> [Task requirements]
All of the data needs to be repeated exactly.

> [Records for this task]
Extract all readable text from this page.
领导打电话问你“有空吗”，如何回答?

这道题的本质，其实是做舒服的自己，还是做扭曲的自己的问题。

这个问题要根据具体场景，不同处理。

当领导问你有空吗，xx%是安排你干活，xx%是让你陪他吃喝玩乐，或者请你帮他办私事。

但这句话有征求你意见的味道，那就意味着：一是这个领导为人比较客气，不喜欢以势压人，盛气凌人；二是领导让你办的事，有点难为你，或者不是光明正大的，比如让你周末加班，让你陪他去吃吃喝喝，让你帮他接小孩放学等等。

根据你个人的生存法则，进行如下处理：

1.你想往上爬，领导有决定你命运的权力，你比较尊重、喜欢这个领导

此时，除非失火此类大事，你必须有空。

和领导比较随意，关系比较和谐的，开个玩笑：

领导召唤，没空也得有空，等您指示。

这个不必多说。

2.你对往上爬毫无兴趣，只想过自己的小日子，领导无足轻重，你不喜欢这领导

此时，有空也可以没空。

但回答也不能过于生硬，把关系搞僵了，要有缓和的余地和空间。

> [Response to the exercise]
Extract all readable text from this page.
领导打电话问你“有空吗”，如何回答?

这道题的本质，其实是做舒服的自己，还是做扭曲的自己的问题。

这个问题要根据具体场景，不同处理。

当领导问你有空吗，xx%是安排你干活，xx%是让你陪他吃喝玩乐，或者请你帮他办私事。

但这句话有征求你意见的味道，那就意味着：一是这个领导为人比较客气，不喜欢以势压人，盛气凌人；二是领导让你办的事，有点难为你，或者不是光明正大的，比如让你周末加班，让你陪他去吃吃喝喝，让你帮他接小孩放学等等。

根据你个人的生存法则，进行如下处理：

1.你想往上爬，领导有决定你命运的权力，你比较尊重、喜欢这个领导

此时，除非失火此类大事，你必须有空。

和领导比较随意，关系比较和谐的，开个玩笑：

领导召唤，没空也得有空，等您指示。

这个不必多说。

2.你对往上爬毫无兴趣，只想过自己的小日子，领导无足轻重，你不喜欢这领导

此时，有空也可以没空。

但回答也不能过于生硬，把关系搞僵了，要有缓和的余地和空间。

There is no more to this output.